Copy every record below, exactly as written.

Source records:
##########
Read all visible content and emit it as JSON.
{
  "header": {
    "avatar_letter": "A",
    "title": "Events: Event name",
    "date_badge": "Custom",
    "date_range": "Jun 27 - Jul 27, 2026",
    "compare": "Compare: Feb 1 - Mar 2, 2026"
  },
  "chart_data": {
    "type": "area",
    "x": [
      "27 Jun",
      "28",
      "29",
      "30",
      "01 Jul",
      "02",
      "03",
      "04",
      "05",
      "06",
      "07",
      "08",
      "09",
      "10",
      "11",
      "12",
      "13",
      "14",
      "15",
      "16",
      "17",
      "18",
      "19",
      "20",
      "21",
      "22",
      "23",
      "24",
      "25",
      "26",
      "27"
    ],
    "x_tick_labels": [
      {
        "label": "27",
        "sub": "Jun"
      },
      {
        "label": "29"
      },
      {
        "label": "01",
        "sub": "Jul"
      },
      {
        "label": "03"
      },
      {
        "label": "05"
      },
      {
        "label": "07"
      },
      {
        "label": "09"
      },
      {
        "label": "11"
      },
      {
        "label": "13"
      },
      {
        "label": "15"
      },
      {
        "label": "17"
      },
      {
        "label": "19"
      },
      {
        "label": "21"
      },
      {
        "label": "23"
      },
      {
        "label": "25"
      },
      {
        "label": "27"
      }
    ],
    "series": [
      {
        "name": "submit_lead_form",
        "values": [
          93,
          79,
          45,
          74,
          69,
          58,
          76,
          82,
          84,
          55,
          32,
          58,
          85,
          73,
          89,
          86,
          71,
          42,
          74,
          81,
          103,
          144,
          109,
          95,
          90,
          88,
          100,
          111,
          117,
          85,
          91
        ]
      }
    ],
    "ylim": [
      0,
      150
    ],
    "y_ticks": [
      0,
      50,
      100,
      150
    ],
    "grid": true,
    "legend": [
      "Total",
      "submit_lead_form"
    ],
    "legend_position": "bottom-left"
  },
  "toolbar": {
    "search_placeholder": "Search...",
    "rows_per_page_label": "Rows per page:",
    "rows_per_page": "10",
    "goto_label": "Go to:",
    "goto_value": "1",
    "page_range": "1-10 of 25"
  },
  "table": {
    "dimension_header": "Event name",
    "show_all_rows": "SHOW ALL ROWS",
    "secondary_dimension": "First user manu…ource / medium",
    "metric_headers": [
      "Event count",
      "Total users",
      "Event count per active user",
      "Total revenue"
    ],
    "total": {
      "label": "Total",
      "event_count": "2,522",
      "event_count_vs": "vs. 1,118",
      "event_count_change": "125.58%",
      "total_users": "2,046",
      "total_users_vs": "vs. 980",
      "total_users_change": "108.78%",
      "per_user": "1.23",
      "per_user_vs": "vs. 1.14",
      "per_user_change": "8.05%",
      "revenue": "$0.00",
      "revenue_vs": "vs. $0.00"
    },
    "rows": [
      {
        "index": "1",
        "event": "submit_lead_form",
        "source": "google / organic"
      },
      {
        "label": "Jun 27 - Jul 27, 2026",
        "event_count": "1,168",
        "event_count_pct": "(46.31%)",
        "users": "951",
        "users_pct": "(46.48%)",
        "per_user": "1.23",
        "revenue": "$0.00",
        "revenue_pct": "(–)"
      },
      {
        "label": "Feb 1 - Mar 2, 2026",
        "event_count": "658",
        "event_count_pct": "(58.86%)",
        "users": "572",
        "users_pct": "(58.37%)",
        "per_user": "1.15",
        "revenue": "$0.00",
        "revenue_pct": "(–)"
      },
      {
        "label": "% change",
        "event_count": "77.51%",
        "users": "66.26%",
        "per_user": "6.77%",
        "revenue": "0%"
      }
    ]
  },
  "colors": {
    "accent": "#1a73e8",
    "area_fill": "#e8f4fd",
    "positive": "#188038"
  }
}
##########
### Response to this task
Read all visible content and emit it as JSON.
{
  "header": {
    "avatar_letter": "A",
    "title": "Events: Event name",
    "date_badge": "Custom",
    "date_range": "Jun 27 - Jul 27, 2026",
    "compare": "Compare: Feb 1 - Mar 2, 2026"
  },
  "chart_data": {
    "type": "area",
    "x": [
      "27 Jun",
      "28",
      "29",
      "30",
      "01 Jul",
      "02",
      "03",
      "04",
      "05",
      "06",
      "07",
      "08",
      "09",
      "10",
      "11",
      "12",
      "13",
      "14",
      "15",
      "16",
      "17",
      "18",
      "19",
      "20",
      "21",
      "22",
      "23",
      "24",
      "25",
      "26",
      "27"
    ],
    "x_tick_labels": [
      {
        "label": "27",
        "sub": "Jun"
      },
      {
        "label": "29"
      },
      {
        "label": "01",
        "sub": "Jul"
      },
      {
        "label": "03"
      },
      {
        "label": "05"
      },
      {
        "label": "07"
      },
      {
        "label": "09"
      },
      {
        "label": "11"
      },
      {
        "label": "13"
      },
      {
        "label": "15"
      },
      {
        "label": "17"
      },
      {
        "label": "19"
      },
      {
        "label": "21"
      },
      {
        "label": "23"
      },
      {
        "label": "25"
      },
      {
        "label": "27"
      }
    ],
    "series": [
      {
        "name": "submit_lead_form",
        "values": [
          93,
          79,
          45,
          74,
          69,
          58,
          76,
          82,
          84,
          55,
          32,
          58,
          85,
          73,
          89,
          86,
          71,
          42,
          74,
          81,
          103,
          144,
          109,
          95,
          90,
          88,
          100,
          111,
          117,
          85,
          91
        ]
      }
    ],
    "ylim": [
      0,
      150
    ],
    "y_ticks": [
      0,
      50,
      100,
      150
    ],
    "grid": true,
    "legend": [
      "Total",
      "submit_lead_form"
    ],
    "legend_position": "bottom-left"
  },
  "toolbar": {
    "search_placeholder": "Search...",
    "rows_per_page_label": "Rows per page:",
    "rows_per_page": "10",
    "goto_label": "Go to:",
    "goto_value": "1",
    "page_range": "1-10 of 25"
  },
  "table": {
    "dimension_header": "Event name",
    "show_all_rows": "SHOW ALL ROWS",
    "secondary_dimension": "First user manu…ource / medium",
    "metric_headers": [
      "Event count",
      "Total users",
      "Event count per active user",
      "Total revenue"
    ],
    "total": {
      "label": "Total",
      "event_count": "2,522",
      "event_count_vs": "vs. 1,118",
      "event_count_change": "125.58%",
      "total_users": "2,046",
      "total_users_vs": "vs. 980",
      "total_users_change": "108.78%",
      "per_user": "1.23",
      "per_user_vs": "vs. 1.14",
      "per_user_change": "8.05%",
      "revenue": "$0.00",
      "revenue_vs": "vs. $0.00"
    },
    "rows": [
      {
        "index": "1",
        "event": "submit_lead_form",
        "source": "google / organic"
      },
      {
        "label": "Jun 27 - Jul 27, 2026",
        "event_count": "1,168",
        "event_count_pct": "(46.31%)",
        "users": "951",
        "users_pct": "(46.48%)",
        "per_user": "1.23",
        "revenue": "$0.00",
        "revenue_pct": "(–)"
      },
      {
        "label": "Feb 1 - Mar 2, 2026",
        "event_count": "658",
        "event_count_pct": "(58.86%)",
        "users": "572",
        "users_pct": "(58.37%)",
        "per_user": "1.15",
        "revenue": "$0.00",
        "revenue_pct": "(–)"
      },
      {
        "label": "% change",
        "event_count": "77.51%",
        "users": "66.26%",
        "per_user": "6.77%",
        "revenue": "0%"
      }
    ]
  },
  "colors": {
    "accent": "#1a73e8",
    "area_fill": "#e8f4fd",
    "positive": "#188038"
  }
}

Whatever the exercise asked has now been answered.